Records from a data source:
——
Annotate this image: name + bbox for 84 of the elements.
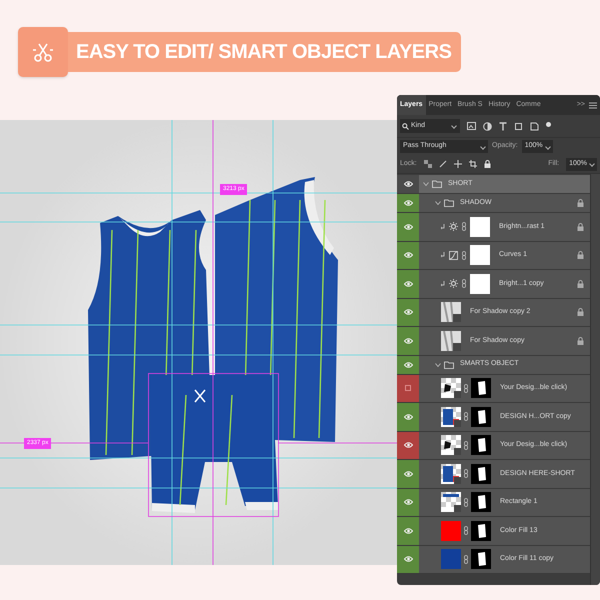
banner-title: EASY TO EDIT/ SMART OBJECT LAYERS bbox=[68, 32, 462, 72]
visibility-toggle[interactable] bbox=[397, 175, 419, 193]
adjustment-mask-thumbnail bbox=[470, 274, 490, 294]
empty-square-icon bbox=[405, 385, 411, 392]
eye-icon bbox=[404, 499, 412, 506]
eye-icon bbox=[404, 362, 412, 368]
lock-all-icon[interactable] bbox=[484, 160, 491, 168]
menu-icon[interactable] bbox=[589, 102, 597, 108]
brush-lock-icon[interactable] bbox=[438, 160, 447, 168]
eye-icon bbox=[404, 470, 412, 477]
texture-thumbnail bbox=[441, 330, 461, 351]
chain-link-icon bbox=[464, 526, 468, 536]
mask-thumbnail bbox=[471, 492, 491, 512]
image-filter-icon[interactable] bbox=[467, 122, 476, 130]
visibility-toggle[interactable] bbox=[397, 488, 419, 516]
chain-link-icon bbox=[464, 412, 468, 422]
chain-link-icon bbox=[462, 250, 466, 260]
adjustment-filter-icon[interactable] bbox=[483, 122, 492, 130]
visibility-toggle[interactable] bbox=[397, 194, 419, 212]
visibility-toggle[interactable] bbox=[397, 432, 419, 459]
visibility-toggle[interactable] bbox=[397, 403, 419, 430]
visibility-toggle[interactable] bbox=[397, 270, 419, 298]
eye-icon bbox=[404, 181, 412, 187]
adjustment-mask-thumbnail bbox=[470, 216, 490, 237]
visibility-toggle[interactable] bbox=[397, 298, 419, 326]
layer-thumbnail bbox=[441, 492, 461, 512]
chain-link-icon bbox=[462, 222, 466, 232]
folder-icon bbox=[444, 199, 454, 207]
chain-link-icon bbox=[464, 498, 468, 507]
chain-link-icon bbox=[464, 440, 468, 450]
chain-link-icon bbox=[464, 384, 468, 393]
eye-icon bbox=[404, 528, 412, 534]
mask-thumbnail bbox=[471, 406, 491, 427]
visibility-toggle[interactable] bbox=[397, 546, 419, 573]
eye-icon bbox=[404, 252, 412, 258]
eye-icon bbox=[404, 280, 412, 287]
scissors-icon bbox=[31, 41, 55, 63]
clip-arrow-icon bbox=[441, 252, 445, 258]
mask-thumbnail bbox=[471, 549, 491, 570]
layer-thumbnail bbox=[441, 378, 461, 398]
eye-icon bbox=[404, 224, 412, 230]
visibility-toggle[interactable] bbox=[397, 356, 419, 374]
adjustment-mask-thumbnail bbox=[470, 245, 490, 266]
mask-thumbnail bbox=[471, 435, 491, 456]
eye-icon bbox=[404, 309, 412, 316]
layer-thumbnail bbox=[441, 406, 461, 427]
chain-link-icon bbox=[464, 554, 468, 564]
caret-icon bbox=[451, 123, 457, 129]
move-lock-icon[interactable] bbox=[454, 160, 462, 168]
filter-toggle[interactable] bbox=[546, 122, 551, 126]
visibility-toggle[interactable] bbox=[397, 327, 419, 354]
search-icon bbox=[402, 122, 409, 130]
sun-icon bbox=[449, 279, 458, 288]
chain-link-icon bbox=[464, 469, 468, 478]
clip-arrow-icon bbox=[441, 224, 445, 230]
sun-icon bbox=[449, 222, 458, 232]
eye-icon bbox=[404, 442, 412, 448]
curves-icon bbox=[449, 250, 458, 260]
eye-icon bbox=[404, 414, 412, 420]
mask-thumbnail bbox=[471, 520, 491, 541]
visibility-toggle[interactable] bbox=[397, 517, 419, 544]
layer-thumbnail bbox=[441, 464, 461, 484]
folder-icon bbox=[432, 180, 442, 188]
shape-filter-icon[interactable] bbox=[514, 122, 523, 130]
visibility-toggle[interactable] bbox=[397, 460, 419, 488]
eye-icon bbox=[404, 556, 412, 562]
clip-arrow-icon bbox=[441, 280, 445, 287]
layer-thumbnail bbox=[441, 435, 461, 456]
checker-lock-icon[interactable] bbox=[424, 160, 432, 168]
smart-object-filter-icon[interactable] bbox=[530, 122, 539, 130]
folder-icon bbox=[444, 360, 454, 368]
mask-thumbnail bbox=[471, 378, 491, 398]
scrollbar[interactable] bbox=[590, 174, 600, 585]
eye-icon bbox=[404, 338, 412, 344]
texture-thumbnail bbox=[441, 302, 461, 322]
crop-lock-icon[interactable] bbox=[468, 160, 477, 168]
mask-thumbnail bbox=[471, 464, 491, 484]
visibility-toggle[interactable] bbox=[397, 374, 419, 402]
visibility-toggle[interactable] bbox=[397, 213, 419, 240]
eye-icon bbox=[404, 200, 412, 206]
type-filter-icon[interactable] bbox=[499, 122, 507, 130]
caret-icon bbox=[589, 161, 595, 167]
visibility-toggle[interactable] bbox=[397, 242, 419, 269]
chain-link-icon bbox=[462, 279, 466, 288]
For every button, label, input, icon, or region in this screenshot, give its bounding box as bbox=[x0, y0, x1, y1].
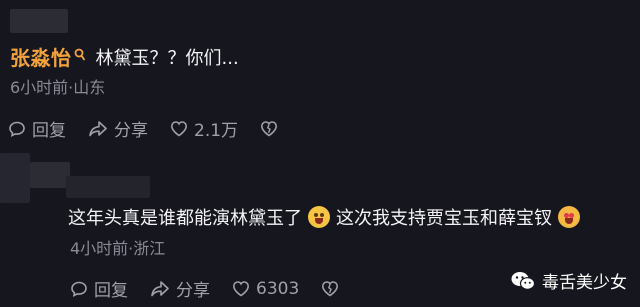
——
▶ _What needs to be done_
Edit the listing above so that every "chain-link-icon" becomes "link-icon", keeping all other text unchanged and leaving the pictures out of your answer.

▶ _Exercise response_
Annotate this image: name + bbox for 84 of the elements.
banner-title: EASY TO EDIT/ SMART OBJECT LAYERS bbox=[68, 32, 462, 72]
visibility-toggle[interactable] bbox=[397, 175, 419, 193]
adjustment-mask-thumbnail bbox=[470, 274, 490, 294]
empty-square-icon bbox=[405, 385, 411, 392]
eye-icon bbox=[404, 499, 412, 506]
eye-icon bbox=[404, 362, 412, 368]
lock-all-icon[interactable] bbox=[484, 160, 491, 168]
menu-icon[interactable] bbox=[589, 102, 597, 108]
brush-lock-icon[interactable] bbox=[438, 160, 447, 168]
eye-icon bbox=[404, 470, 412, 477]
texture-thumbnail bbox=[441, 330, 461, 351]
link-icon bbox=[464, 526, 468, 536]
mask-thumbnail bbox=[471, 492, 491, 512]
image-filter-icon[interactable] bbox=[467, 122, 476, 130]
visibility-toggle[interactable] bbox=[397, 488, 419, 516]
link-icon bbox=[464, 412, 468, 422]
link-icon bbox=[462, 250, 466, 260]
adjustment-filter-icon[interactable] bbox=[483, 122, 492, 130]
visibility-toggle[interactable] bbox=[397, 194, 419, 212]
visibility-toggle[interactable] bbox=[397, 432, 419, 459]
visibility-toggle[interactable] bbox=[397, 403, 419, 430]
visibility-toggle[interactable] bbox=[397, 270, 419, 298]
eye-icon bbox=[404, 181, 412, 187]
adjustment-mask-thumbnail bbox=[470, 216, 490, 237]
visibility-toggle[interactable] bbox=[397, 298, 419, 326]
layer-thumbnail bbox=[441, 492, 461, 512]
link-icon bbox=[462, 222, 466, 232]
folder-icon bbox=[444, 199, 454, 207]
link-icon bbox=[464, 498, 468, 507]
link-icon bbox=[464, 440, 468, 450]
link-icon bbox=[464, 384, 468, 393]
eye-icon bbox=[404, 528, 412, 534]
mask-thumbnail bbox=[471, 406, 491, 427]
visibility-toggle[interactable] bbox=[397, 546, 419, 573]
eye-icon bbox=[404, 252, 412, 258]
eye-icon bbox=[404, 280, 412, 287]
scissors-icon bbox=[31, 41, 55, 63]
clip-arrow-icon bbox=[441, 252, 445, 258]
mask-thumbnail bbox=[471, 549, 491, 570]
layer-thumbnail bbox=[441, 378, 461, 398]
eye-icon bbox=[404, 224, 412, 230]
visibility-toggle[interactable] bbox=[397, 356, 419, 374]
adjustment-mask-thumbnail bbox=[470, 245, 490, 266]
mask-thumbnail bbox=[471, 435, 491, 456]
eye-icon bbox=[404, 309, 412, 316]
layer-thumbnail bbox=[441, 406, 461, 427]
link-icon bbox=[464, 554, 468, 564]
caret-icon bbox=[451, 123, 457, 129]
move-lock-icon[interactable] bbox=[454, 160, 462, 168]
filter-toggle[interactable] bbox=[546, 122, 551, 126]
visibility-toggle[interactable] bbox=[397, 327, 419, 354]
search-icon bbox=[402, 122, 409, 130]
sun-icon bbox=[449, 279, 458, 288]
link-icon bbox=[464, 469, 468, 478]
clip-arrow-icon bbox=[441, 224, 445, 230]
sun-icon bbox=[449, 222, 458, 232]
eye-icon bbox=[404, 442, 412, 448]
curves-icon bbox=[449, 250, 458, 260]
eye-icon bbox=[404, 414, 412, 420]
mask-thumbnail bbox=[471, 520, 491, 541]
visibility-toggle[interactable] bbox=[397, 517, 419, 544]
layer-thumbnail bbox=[441, 464, 461, 484]
folder-icon bbox=[432, 180, 442, 188]
shape-filter-icon[interactable] bbox=[514, 122, 523, 130]
visibility-toggle[interactable] bbox=[397, 460, 419, 488]
eye-icon bbox=[404, 556, 412, 562]
clip-arrow-icon bbox=[441, 280, 445, 287]
layer-thumbnail bbox=[441, 435, 461, 456]
checker-lock-icon[interactable] bbox=[424, 160, 432, 168]
smart-object-filter-icon[interactable] bbox=[530, 122, 539, 130]
folder-icon bbox=[444, 360, 454, 368]
mask-thumbnail bbox=[471, 378, 491, 398]
scrollbar[interactable] bbox=[590, 174, 600, 585]
eye-icon bbox=[404, 338, 412, 344]
texture-thumbnail bbox=[441, 302, 461, 322]
crop-lock-icon[interactable] bbox=[468, 160, 477, 168]
mask-thumbnail bbox=[471, 464, 491, 484]
visibility-toggle[interactable] bbox=[397, 374, 419, 402]
visibility-toggle[interactable] bbox=[397, 213, 419, 240]
eye-icon bbox=[404, 200, 412, 206]
type-filter-icon[interactable] bbox=[499, 122, 507, 130]
caret-icon bbox=[589, 161, 595, 167]
visibility-toggle[interactable] bbox=[397, 242, 419, 269]
link-icon bbox=[462, 279, 466, 288]
For every button, label, input, icon, or region in this screenshot, give its bounding box as bbox=[x0, y0, x1, y1].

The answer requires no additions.